WRITTEN INSTRUCTION:
Retype exactly the stretch of lines that begins at the line containing "OCR this image." and ends at the last line of the data, with no other lines.

::::::

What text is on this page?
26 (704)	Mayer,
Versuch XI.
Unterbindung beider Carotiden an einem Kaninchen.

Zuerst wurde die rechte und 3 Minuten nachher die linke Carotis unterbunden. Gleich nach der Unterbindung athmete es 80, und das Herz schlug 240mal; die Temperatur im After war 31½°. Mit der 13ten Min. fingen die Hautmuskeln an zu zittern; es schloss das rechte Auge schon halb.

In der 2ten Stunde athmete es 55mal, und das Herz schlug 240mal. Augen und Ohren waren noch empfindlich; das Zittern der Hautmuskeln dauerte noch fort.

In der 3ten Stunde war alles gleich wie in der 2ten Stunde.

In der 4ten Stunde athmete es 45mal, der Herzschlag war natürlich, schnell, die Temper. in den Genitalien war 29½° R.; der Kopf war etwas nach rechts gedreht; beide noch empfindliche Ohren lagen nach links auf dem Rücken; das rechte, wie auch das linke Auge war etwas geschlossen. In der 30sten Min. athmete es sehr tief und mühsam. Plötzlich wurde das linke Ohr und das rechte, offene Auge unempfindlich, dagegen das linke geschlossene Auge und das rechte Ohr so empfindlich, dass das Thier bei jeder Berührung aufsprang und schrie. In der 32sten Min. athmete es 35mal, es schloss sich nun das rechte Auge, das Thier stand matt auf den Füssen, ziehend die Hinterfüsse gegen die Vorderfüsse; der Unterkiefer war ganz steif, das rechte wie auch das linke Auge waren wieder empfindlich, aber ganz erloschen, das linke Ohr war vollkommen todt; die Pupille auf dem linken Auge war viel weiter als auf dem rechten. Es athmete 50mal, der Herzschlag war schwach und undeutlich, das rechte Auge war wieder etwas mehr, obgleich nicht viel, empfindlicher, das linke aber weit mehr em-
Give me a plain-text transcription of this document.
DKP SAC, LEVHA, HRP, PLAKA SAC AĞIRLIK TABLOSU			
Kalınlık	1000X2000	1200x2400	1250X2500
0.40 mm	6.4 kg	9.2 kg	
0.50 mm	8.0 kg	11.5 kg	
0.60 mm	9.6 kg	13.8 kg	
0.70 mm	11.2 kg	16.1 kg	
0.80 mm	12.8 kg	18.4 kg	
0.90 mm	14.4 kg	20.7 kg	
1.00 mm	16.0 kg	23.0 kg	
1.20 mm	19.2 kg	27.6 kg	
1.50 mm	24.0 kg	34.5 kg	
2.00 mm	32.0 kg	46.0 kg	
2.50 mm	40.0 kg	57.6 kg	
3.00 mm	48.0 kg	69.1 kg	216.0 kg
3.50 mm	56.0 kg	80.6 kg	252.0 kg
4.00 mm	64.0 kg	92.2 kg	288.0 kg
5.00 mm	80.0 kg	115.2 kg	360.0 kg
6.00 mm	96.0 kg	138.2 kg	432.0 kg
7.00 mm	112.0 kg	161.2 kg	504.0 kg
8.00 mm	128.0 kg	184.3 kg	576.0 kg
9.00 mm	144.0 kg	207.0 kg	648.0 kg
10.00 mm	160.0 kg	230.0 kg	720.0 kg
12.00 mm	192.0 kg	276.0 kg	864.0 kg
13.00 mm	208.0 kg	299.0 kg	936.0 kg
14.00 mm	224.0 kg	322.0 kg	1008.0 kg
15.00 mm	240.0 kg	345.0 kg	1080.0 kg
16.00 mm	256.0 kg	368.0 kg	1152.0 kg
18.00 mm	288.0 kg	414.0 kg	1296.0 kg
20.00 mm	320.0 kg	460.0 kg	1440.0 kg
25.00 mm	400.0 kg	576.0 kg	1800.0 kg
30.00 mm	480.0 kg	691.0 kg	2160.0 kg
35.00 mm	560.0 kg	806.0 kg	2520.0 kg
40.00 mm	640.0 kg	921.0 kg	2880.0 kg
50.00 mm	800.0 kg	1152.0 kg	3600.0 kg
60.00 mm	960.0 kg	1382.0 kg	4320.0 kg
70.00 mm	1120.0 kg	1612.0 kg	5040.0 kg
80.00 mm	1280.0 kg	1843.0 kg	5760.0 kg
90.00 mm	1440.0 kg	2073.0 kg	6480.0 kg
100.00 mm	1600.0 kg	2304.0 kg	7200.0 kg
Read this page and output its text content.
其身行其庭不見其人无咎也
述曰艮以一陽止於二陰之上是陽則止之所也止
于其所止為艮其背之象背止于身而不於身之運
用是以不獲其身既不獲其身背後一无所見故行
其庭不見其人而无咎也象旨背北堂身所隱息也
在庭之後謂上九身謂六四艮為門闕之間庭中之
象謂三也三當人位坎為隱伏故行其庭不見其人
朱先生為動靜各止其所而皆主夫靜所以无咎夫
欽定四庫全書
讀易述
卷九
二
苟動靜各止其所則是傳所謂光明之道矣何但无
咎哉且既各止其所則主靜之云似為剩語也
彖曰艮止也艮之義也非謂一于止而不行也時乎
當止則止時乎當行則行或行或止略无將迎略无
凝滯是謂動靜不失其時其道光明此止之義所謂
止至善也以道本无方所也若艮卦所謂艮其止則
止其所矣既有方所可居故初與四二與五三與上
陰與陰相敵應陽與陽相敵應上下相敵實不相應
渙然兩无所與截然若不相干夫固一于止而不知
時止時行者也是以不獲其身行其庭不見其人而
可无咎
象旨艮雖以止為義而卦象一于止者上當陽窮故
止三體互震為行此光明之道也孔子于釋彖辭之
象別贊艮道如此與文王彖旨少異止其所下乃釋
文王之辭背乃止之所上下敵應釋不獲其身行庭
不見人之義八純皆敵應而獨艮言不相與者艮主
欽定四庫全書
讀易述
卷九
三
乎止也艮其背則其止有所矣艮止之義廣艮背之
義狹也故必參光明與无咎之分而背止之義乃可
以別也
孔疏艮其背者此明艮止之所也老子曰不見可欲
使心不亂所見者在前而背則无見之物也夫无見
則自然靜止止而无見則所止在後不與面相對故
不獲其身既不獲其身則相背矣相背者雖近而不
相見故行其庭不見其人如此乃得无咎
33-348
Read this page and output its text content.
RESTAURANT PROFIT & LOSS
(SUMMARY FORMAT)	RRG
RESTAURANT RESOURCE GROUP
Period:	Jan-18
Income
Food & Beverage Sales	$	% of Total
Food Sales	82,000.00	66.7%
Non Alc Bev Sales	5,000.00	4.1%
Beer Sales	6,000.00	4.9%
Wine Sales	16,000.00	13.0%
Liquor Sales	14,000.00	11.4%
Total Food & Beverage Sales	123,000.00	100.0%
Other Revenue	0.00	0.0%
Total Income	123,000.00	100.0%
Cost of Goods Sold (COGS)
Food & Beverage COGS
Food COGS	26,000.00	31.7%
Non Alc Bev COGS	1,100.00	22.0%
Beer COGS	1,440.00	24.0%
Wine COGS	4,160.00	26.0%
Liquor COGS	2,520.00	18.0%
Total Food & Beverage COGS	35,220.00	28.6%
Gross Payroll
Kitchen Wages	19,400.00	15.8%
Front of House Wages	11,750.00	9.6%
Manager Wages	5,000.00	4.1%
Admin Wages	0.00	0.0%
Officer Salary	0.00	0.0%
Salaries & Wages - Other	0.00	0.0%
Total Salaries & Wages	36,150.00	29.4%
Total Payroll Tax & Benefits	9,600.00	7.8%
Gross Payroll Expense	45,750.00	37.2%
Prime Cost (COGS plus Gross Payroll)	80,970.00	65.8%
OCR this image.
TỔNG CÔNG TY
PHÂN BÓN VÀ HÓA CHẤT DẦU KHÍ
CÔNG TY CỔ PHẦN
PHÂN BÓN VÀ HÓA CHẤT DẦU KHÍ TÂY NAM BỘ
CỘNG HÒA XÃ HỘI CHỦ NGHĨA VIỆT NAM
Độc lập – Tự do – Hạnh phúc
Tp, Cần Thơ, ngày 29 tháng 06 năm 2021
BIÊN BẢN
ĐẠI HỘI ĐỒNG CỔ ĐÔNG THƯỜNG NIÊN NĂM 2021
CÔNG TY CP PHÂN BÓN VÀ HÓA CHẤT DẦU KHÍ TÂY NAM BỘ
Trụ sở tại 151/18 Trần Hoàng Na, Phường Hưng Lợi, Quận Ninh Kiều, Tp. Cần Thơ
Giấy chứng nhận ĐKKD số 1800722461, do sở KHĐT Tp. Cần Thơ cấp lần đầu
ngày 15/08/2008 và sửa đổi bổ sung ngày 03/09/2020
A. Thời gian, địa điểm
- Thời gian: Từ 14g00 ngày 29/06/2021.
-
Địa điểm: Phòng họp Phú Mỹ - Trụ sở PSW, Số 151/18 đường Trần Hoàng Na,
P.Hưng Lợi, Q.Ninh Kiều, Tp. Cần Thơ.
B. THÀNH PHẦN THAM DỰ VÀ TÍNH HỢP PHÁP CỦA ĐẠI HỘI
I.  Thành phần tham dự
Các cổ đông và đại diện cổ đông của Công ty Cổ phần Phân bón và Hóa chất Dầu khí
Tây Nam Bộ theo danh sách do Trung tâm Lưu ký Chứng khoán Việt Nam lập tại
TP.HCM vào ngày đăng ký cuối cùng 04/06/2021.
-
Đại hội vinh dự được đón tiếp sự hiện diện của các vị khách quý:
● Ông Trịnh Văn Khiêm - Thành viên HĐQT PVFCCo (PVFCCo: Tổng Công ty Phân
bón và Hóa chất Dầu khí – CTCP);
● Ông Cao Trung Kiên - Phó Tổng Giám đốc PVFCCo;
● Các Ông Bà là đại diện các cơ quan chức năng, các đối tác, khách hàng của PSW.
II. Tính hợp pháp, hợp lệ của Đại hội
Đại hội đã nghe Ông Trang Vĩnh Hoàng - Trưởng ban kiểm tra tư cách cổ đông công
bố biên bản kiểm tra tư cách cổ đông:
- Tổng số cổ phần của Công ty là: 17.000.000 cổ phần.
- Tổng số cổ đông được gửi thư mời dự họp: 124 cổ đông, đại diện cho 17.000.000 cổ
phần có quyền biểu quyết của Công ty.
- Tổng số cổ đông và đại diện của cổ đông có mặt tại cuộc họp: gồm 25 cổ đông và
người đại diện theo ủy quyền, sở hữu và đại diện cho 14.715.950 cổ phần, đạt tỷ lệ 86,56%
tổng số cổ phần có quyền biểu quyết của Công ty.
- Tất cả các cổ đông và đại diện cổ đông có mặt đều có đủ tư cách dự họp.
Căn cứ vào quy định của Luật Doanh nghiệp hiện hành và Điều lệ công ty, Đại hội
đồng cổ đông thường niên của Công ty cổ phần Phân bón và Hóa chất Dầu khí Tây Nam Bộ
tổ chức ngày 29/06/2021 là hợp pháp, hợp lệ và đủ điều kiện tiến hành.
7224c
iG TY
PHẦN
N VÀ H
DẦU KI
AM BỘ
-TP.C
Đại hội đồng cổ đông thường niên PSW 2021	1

::::::

TASK ANSWER:
OCR this image.
TỔNG CÔNG TY
PHÂN BÓN VÀ HÓA CHẤT DẦU KHÍ
CÔNG TY CỔ PHẦN
PHÂN BÓN VÀ HÓA CHẤT DẦU KHÍ TÂY NAM BỘ
CỘNG HÒA XÃ HỘI CHỦ NGHĨA VIỆT NAM
Độc lập – Tự do – Hạnh phúc
Tp, Cần Thơ, ngày 29 tháng 06 năm 2021
BIÊN BẢN
ĐẠI HỘI ĐỒNG CỔ ĐÔNG THƯỜNG NIÊN NĂM 2021
CÔNG TY CP PHÂN BÓN VÀ HÓA CHẤT DẦU KHÍ TÂY NAM BỘ
Trụ sở tại 151/18 Trần Hoàng Na, Phường Hưng Lợi, Quận Ninh Kiều, Tp. Cần Thơ
Giấy chứng nhận ĐKKD số 1800722461, do sở KHĐT Tp. Cần Thơ cấp lần đầu
ngày 15/08/2008 và sửa đổi bổ sung ngày 03/09/2020
A. Thời gian, địa điểm
- Thời gian: Từ 14g00 ngày 29/06/2021.
-
Địa điểm: Phòng họp Phú Mỹ - Trụ sở PSW, Số 151/18 đường Trần Hoàng Na,
P.Hưng Lợi, Q.Ninh Kiều, Tp. Cần Thơ.
B. THÀNH PHẦN THAM DỰ VÀ TÍNH HỢP PHÁP CỦA ĐẠI HỘI
I.  Thành phần tham dự
Các cổ đông và đại diện cổ đông của Công ty Cổ phần Phân bón và Hóa chất Dầu khí
Tây Nam Bộ theo danh sách do Trung tâm Lưu ký Chứng khoán Việt Nam lập tại
TP.HCM vào ngày đăng ký cuối cùng 04/06/2021.
-
Đại hội vinh dự được đón tiếp sự hiện diện của các vị khách quý:
● Ông Trịnh Văn Khiêm - Thành viên HĐQT PVFCCo (PVFCCo: Tổng Công ty Phân
bón và Hóa chất Dầu khí – CTCP);
● Ông Cao Trung Kiên - Phó Tổng Giám đốc PVFCCo;
● Các Ông Bà là đại diện các cơ quan chức năng, các đối tác, khách hàng của PSW.
II. Tính hợp pháp, hợp lệ của Đại hội
Đại hội đã nghe Ông Trang Vĩnh Hoàng - Trưởng ban kiểm tra tư cách cổ đông công
bố biên bản kiểm tra tư cách cổ đông:
- Tổng số cổ phần của Công ty là: 17.000.000 cổ phần.
- Tổng số cổ đông được gửi thư mời dự họp: 124 cổ đông, đại diện cho 17.000.000 cổ
phần có quyền biểu quyết của Công ty.
- Tổng số cổ đông và đại diện của cổ đông có mặt tại cuộc họp: gồm 25 cổ đông và
người đại diện theo ủy quyền, sở hữu và đại diện cho 14.715.950 cổ phần, đạt tỷ lệ 86,56%
tổng số cổ phần có quyền biểu quyết của Công ty.
- Tất cả các cổ đông và đại diện cổ đông có mặt đều có đủ tư cách dự họp.
Căn cứ vào quy định của Luật Doanh nghiệp hiện hành và Điều lệ công ty, Đại hội
đồng cổ đông thường niên của Công ty cổ phần Phân bón và Hóa chất Dầu khí Tây Nam Bộ
tổ chức ngày 29/06/2021 là hợp pháp, hợp lệ và đủ điều kiện tiến hành.
7224c
iG TY
PHẦN
N VÀ H
DẦU KI
AM BỘ
-TP.C
Đại hội đồng cổ đông thường niên PSW 2021	1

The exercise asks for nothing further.